● **PROBLEM REQUIREMENTS**:
Return every record verbatim.

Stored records
● ● ● ● ●

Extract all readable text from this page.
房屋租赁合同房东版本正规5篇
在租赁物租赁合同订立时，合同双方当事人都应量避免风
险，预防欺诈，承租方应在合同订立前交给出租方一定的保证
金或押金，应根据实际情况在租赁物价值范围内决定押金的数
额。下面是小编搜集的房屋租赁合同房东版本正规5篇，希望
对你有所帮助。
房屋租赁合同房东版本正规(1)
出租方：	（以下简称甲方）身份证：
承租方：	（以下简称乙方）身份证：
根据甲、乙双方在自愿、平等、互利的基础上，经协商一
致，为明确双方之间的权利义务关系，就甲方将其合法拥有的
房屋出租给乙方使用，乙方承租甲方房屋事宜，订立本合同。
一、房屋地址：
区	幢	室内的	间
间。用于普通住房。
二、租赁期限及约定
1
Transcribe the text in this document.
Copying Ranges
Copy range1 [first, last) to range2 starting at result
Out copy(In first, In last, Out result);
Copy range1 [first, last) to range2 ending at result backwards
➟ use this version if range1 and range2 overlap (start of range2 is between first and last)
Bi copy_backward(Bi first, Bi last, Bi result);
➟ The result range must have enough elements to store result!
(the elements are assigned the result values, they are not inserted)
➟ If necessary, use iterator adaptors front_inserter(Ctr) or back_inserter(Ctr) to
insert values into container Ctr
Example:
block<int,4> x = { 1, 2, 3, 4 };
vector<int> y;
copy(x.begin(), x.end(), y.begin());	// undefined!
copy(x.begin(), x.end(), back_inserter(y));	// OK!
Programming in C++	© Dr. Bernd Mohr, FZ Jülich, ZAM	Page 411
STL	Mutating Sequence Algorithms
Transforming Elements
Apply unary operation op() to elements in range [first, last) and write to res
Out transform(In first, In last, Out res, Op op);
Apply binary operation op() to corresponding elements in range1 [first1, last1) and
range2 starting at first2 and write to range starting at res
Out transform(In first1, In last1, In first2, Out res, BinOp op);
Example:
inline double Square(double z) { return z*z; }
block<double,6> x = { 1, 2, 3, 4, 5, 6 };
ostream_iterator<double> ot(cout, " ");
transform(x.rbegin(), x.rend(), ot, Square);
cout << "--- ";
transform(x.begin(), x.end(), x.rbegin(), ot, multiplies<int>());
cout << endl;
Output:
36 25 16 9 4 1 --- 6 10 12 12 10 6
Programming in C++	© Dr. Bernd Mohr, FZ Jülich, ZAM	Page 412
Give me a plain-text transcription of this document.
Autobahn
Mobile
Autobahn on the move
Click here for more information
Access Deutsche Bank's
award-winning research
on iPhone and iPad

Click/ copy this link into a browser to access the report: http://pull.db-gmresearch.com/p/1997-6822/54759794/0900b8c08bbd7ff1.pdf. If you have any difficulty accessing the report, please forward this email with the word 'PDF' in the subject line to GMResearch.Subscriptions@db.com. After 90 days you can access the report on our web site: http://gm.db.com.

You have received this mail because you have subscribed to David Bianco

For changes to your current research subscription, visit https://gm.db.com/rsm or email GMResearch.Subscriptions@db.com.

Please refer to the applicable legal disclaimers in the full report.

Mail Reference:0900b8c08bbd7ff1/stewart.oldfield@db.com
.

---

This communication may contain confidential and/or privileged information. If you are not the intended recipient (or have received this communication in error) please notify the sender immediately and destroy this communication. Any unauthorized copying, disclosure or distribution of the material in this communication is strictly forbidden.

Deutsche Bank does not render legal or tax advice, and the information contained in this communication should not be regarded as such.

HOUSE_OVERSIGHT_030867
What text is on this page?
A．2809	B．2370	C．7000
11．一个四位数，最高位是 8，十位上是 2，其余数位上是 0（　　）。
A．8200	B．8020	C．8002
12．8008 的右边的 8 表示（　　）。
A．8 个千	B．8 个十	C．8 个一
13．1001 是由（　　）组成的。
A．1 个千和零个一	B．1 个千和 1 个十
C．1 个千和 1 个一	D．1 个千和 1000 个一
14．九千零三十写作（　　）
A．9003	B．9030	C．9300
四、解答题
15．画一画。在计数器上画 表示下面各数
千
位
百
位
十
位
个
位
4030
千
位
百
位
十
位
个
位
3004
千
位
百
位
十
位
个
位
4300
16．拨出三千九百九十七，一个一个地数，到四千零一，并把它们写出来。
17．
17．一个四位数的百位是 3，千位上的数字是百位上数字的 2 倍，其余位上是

● ● ● ● ●

● **EXERCISE OUTPUT**:
Extract all readable text from this page.
房屋租赁合同房东版本正规5篇
在租赁物租赁合同订立时，合同双方当事人都应量避免风
险，预防欺诈，承租方应在合同订立前交给出租方一定的保证
金或押金，应根据实际情况在租赁物价值范围内决定押金的数
额。下面是小编搜集的房屋租赁合同房东版本正规5篇，希望
对你有所帮助。
房屋租赁合同房东版本正规(1)
出租方：	（以下简称甲方）身份证：
承租方：	（以下简称乙方）身份证：
根据甲、乙双方在自愿、平等、互利的基础上，经协商一
致，为明确双方之间的权利义务关系，就甲方将其合法拥有的
房屋出租给乙方使用，乙方承租甲方房屋事宜，订立本合同。
一、房屋地址：
区	幢	室内的	间
间。用于普通住房。
二、租赁期限及约定
1
Transcribe the text in this document.
Copying Ranges
Copy range1 [first, last) to range2 starting at result
Out copy(In first, In last, Out result);
Copy range1 [first, last) to range2 ending at result backwards
➟ use this version if range1 and range2 overlap (start of range2 is between first and last)
Bi copy_backward(Bi first, Bi last, Bi result);
➟ The result range must have enough elements to store result!
(the elements are assigned the result values, they are not inserted)
➟ If necessary, use iterator adaptors front_inserter(Ctr) or back_inserter(Ctr) to
insert values into container Ctr
Example:
block<int,4> x = { 1, 2, 3, 4 };
vector<int> y;
copy(x.begin(), x.end(), y.begin());	// undefined!
copy(x.begin(), x.end(), back_inserter(y));	// OK!
Programming in C++	© Dr. Bernd Mohr, FZ Jülich, ZAM	Page 411
STL	Mutating Sequence Algorithms
Transforming Elements
Apply unary operation op() to elements in range [first, last) and write to res
Out transform(In first, In last, Out res, Op op);
Apply binary operation op() to corresponding elements in range1 [first1, last1) and
range2 starting at first2 and write to range starting at res
Out transform(In first1, In last1, In first2, Out res, BinOp op);
Example:
inline double Square(double z) { return z*z; }
block<double,6> x = { 1, 2, 3, 4, 5, 6 };
ostream_iterator<double> ot(cout, " ");
transform(x.rbegin(), x.rend(), ot, Square);
cout << "--- ";
transform(x.begin(), x.end(), x.rbegin(), ot, multiplies<int>());
cout << endl;
Output:
36 25 16 9 4 1 --- 6 10 12 12 10 6
Programming in C++	© Dr. Bernd Mohr, FZ Jülich, ZAM	Page 412
Give me a plain-text transcription of this document.
Autobahn
Mobile
Autobahn on the move
Click here for more information
Access Deutsche Bank's
award-winning research
on iPhone and iPad

Click/ copy this link into a browser to access the report: http://pull.db-gmresearch.com/p/1997-6822/54759794/0900b8c08bbd7ff1.pdf. If you have any difficulty accessing the report, please forward this email with the word 'PDF' in the subject line to GMResearch.Subscriptions@db.com. After 90 days you can access the report on our web site: http://gm.db.com.

You have received this mail because you have subscribed to David Bianco

For changes to your current research subscription, visit https://gm.db.com/rsm or email GMResearch.Subscriptions@db.com.

Please refer to the applicable legal disclaimers in the full report.

Mail Reference:0900b8c08bbd7ff1/stewart.oldfield@db.com
.

---

This communication may contain confidential and/or privileged information. If you are not the intended recipient (or have received this communication in error) please notify the sender immediately and destroy this communication. Any unauthorized copying, disclosure or distribution of the material in this communication is strictly forbidden.

Deutsche Bank does not render legal or tax advice, and the information contained in this communication should not be regarded as such.

HOUSE_OVERSIGHT_030867
What text is on this page?
A．2809	B．2370	C．7000
11．一个四位数，最高位是 8，十位上是 2，其余数位上是 0（　　）。
A．8200	B．8020	C．8002
12．8008 的右边的 8 表示（　　）。
A．8 个千	B．8 个十	C．8 个一
13．1001 是由（　　）组成的。
A．1 个千和零个一	B．1 个千和 1 个十
C．1 个千和 1 个一	D．1 个千和 1000 个一
14．九千零三十写作（　　）
A．9003	B．9030	C．9300
四、解答题
15．画一画。在计数器上画 表示下面各数
千
位
百
位
十
位
个
位
4030
千
位
百
位
十
位
个
位
3004
千
位
百
位
十
位
个
位
4300
16．拨出三千九百九十七，一个一个地数，到四千零一，并把它们写出来。
17．
17．一个四位数的百位是 3，千位上的数字是百位上数字的 2 倍，其余位上是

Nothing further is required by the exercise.